EXERCISE BRIEF:
Pull out from the material below all lines with "practice".

Recorded data:

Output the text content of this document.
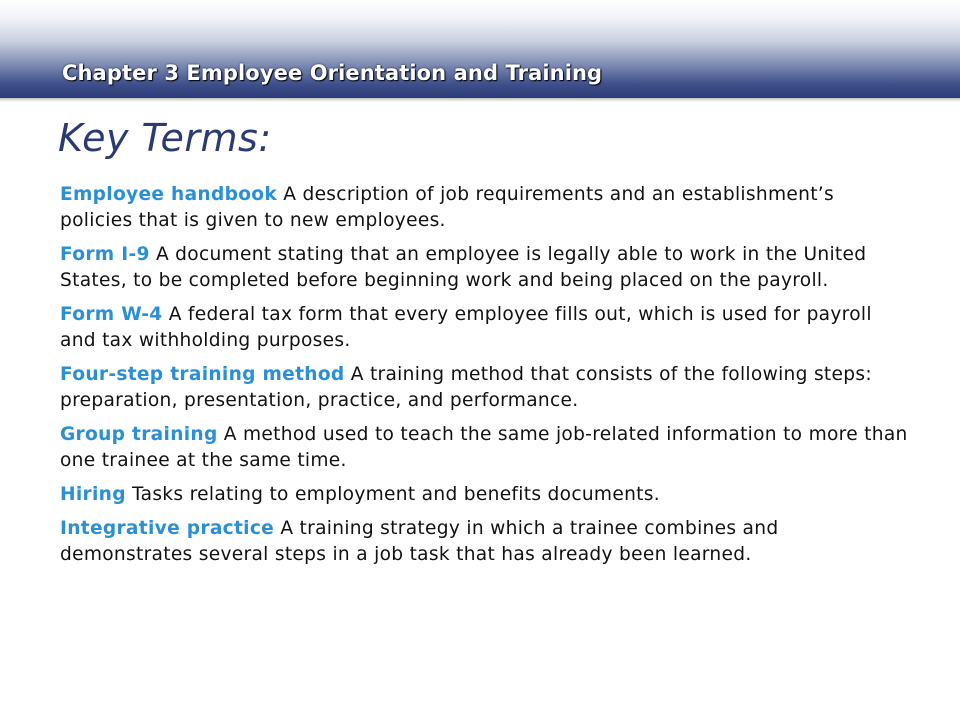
Chapter 3 Employee Orientation and Training
Key Terms:
Employee handbook A description of job requirements and an establishment’s policies that is given to new employees.
Form I-9 A document stating that an employee is legally able to work in the United States, to be completed before beginning work and being placed on the payroll.
Form W-4 A federal tax form that every employee fills out, which is used for payroll and tax withholding purposes.
Four-step training method A training method that consists of the following steps: preparation, presentation, practice, and performance.
Group training A method used to teach the same job-related information to more than one trainee at the same time.
Hiring Tasks relating to employment and benefits documents.
Integrative practice A training strategy in which a trainee combines and demonstrates several steps in a job task that has already been learned.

SOLUTION TO THE PROBLEM:
Four-step training method A training method that consists of the following steps: preparation, presentation, practice, and performance.
Integrative practice A training strategy in which a trainee combines and demonstrates several steps in a job task that has already been learned.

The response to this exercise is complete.